= Problem =
Using the records below, locate all lines containing "content" and return them.

= Input =
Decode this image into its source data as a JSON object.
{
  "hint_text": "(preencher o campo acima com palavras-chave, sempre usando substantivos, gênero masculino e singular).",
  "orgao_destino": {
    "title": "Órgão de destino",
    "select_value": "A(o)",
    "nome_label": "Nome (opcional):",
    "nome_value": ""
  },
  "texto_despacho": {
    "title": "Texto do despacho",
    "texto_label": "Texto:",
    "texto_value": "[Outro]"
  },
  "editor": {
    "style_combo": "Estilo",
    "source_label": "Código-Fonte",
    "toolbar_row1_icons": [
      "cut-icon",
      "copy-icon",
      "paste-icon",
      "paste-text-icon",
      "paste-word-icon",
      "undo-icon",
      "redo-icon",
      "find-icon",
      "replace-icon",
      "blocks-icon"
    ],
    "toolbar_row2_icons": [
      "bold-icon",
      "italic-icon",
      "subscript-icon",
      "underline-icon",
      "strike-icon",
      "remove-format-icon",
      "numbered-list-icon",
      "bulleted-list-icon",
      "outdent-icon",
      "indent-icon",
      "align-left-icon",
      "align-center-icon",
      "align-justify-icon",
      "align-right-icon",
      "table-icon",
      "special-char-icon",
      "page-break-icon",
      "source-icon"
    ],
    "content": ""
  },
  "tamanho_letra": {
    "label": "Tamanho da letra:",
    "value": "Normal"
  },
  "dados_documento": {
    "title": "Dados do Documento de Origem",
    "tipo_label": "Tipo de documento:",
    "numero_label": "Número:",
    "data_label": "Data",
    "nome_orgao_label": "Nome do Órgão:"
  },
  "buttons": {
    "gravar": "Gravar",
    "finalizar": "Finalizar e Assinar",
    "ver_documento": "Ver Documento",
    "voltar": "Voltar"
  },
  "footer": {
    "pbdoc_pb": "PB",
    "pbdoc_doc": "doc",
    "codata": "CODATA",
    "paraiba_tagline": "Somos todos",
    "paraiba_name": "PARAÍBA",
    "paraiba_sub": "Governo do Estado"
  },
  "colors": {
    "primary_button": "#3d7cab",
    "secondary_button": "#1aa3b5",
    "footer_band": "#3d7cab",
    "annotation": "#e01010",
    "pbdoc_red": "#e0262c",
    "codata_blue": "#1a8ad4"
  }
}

---

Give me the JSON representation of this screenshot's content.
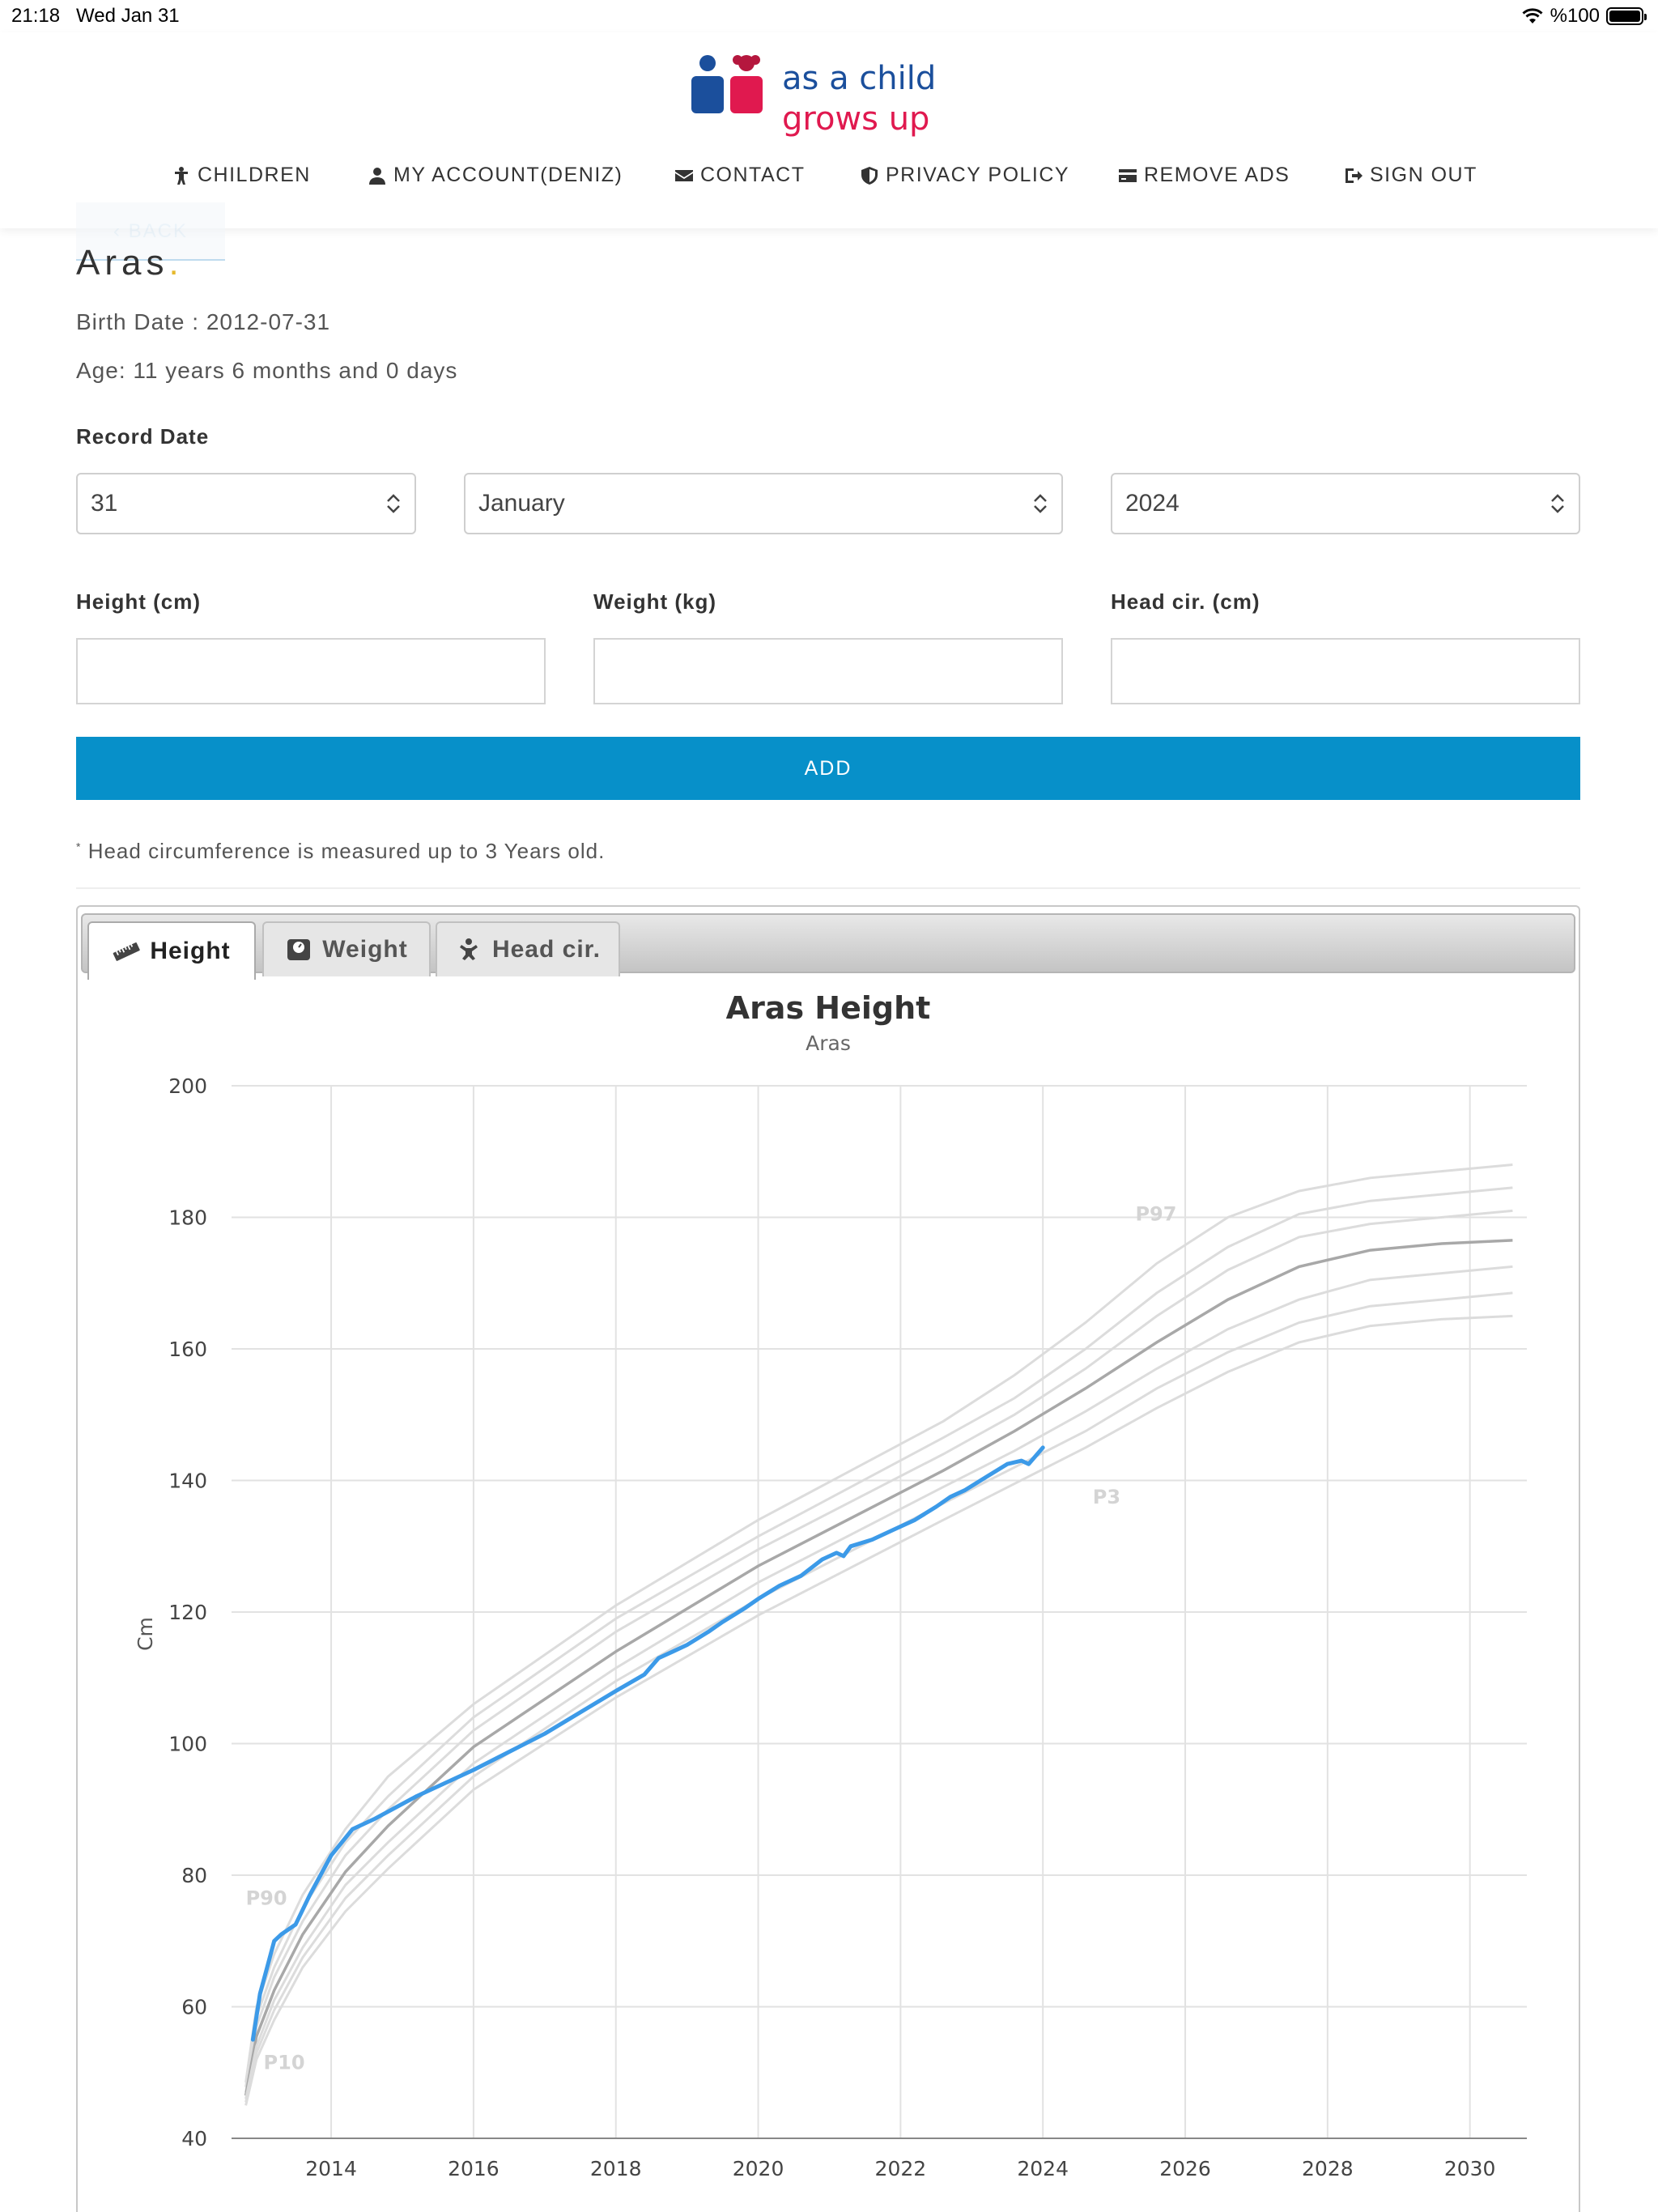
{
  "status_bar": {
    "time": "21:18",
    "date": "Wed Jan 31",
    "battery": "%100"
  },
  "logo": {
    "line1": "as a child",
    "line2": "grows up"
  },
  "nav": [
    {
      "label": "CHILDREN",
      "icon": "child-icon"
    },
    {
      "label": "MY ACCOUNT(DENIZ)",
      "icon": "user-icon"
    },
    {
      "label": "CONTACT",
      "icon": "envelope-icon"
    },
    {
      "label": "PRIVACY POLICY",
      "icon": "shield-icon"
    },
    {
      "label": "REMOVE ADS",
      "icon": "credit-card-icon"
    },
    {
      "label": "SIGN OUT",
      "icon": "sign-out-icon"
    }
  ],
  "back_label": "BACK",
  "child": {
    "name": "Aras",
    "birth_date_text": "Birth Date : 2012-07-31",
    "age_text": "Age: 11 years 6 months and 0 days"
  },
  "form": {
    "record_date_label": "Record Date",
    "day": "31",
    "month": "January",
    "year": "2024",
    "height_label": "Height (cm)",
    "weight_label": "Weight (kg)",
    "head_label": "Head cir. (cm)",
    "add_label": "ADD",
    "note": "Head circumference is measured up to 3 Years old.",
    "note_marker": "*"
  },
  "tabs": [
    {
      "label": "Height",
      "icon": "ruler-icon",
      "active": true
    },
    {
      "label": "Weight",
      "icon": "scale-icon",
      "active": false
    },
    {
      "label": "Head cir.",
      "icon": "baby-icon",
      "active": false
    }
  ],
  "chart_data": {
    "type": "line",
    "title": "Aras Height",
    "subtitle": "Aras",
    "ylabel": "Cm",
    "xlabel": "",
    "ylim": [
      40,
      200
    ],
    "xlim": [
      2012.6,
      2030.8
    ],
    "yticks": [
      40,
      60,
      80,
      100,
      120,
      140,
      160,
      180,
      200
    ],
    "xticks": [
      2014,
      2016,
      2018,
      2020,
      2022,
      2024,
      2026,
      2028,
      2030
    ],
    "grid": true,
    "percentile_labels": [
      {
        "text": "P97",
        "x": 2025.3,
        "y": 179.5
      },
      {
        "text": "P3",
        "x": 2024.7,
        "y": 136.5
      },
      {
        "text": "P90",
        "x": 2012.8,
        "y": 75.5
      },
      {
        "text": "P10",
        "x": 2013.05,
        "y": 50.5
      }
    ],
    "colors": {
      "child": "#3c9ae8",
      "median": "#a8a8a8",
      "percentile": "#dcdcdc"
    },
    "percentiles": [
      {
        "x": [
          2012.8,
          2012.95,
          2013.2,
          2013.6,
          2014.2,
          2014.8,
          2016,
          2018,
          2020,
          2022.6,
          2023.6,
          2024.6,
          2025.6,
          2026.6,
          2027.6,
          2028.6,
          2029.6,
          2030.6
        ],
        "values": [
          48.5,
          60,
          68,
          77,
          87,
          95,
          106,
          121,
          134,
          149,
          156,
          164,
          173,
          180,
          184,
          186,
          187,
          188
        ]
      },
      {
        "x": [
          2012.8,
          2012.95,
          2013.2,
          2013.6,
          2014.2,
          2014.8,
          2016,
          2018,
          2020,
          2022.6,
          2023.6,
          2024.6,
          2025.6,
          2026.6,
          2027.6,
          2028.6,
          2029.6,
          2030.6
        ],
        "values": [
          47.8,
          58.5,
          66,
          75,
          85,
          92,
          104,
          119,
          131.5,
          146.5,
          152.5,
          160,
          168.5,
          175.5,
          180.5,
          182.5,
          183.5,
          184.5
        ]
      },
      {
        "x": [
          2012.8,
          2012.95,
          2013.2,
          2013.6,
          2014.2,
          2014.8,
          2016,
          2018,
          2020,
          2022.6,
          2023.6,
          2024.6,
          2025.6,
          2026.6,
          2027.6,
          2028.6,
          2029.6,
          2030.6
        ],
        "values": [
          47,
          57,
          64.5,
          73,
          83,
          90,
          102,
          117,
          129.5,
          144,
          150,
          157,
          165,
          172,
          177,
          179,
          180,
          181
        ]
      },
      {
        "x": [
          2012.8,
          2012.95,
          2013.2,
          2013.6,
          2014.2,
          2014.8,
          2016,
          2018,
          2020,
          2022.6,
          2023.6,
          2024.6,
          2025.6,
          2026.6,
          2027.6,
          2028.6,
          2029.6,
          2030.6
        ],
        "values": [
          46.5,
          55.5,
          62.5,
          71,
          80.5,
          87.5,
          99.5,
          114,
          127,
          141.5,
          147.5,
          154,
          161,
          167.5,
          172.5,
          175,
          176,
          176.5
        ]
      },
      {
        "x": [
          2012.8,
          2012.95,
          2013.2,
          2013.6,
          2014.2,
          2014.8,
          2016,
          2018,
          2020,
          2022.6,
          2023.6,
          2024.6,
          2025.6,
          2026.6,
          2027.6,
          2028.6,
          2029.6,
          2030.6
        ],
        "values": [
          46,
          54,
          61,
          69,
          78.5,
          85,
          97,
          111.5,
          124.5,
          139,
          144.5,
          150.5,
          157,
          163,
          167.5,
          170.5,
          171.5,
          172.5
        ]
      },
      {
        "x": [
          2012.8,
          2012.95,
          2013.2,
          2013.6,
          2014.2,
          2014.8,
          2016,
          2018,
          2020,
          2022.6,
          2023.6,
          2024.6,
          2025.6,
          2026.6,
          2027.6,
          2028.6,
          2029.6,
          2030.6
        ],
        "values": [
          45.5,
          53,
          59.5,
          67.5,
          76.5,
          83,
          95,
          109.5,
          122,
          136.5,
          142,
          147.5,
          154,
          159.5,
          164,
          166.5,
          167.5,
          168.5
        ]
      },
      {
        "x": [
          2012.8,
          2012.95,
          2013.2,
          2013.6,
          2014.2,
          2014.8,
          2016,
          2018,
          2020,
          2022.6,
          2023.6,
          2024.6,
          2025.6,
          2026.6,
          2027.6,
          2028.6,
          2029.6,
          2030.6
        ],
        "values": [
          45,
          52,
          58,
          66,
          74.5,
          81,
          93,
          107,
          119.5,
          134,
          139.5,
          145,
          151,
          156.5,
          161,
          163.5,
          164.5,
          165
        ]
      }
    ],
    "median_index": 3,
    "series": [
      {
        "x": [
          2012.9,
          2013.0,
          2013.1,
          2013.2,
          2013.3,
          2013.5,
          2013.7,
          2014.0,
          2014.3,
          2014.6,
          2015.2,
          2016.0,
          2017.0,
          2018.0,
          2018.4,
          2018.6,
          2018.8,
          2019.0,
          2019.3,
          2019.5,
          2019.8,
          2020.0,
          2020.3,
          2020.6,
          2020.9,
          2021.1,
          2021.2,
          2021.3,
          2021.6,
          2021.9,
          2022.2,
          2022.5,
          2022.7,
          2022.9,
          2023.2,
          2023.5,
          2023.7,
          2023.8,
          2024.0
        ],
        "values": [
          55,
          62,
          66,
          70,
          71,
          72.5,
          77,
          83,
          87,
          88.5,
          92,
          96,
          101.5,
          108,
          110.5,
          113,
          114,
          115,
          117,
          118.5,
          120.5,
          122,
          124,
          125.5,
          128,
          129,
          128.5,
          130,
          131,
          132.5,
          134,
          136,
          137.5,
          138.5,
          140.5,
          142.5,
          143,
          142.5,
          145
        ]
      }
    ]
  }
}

= Output below =
    "content": ""
Give me the JSON representation of this screenshot's content.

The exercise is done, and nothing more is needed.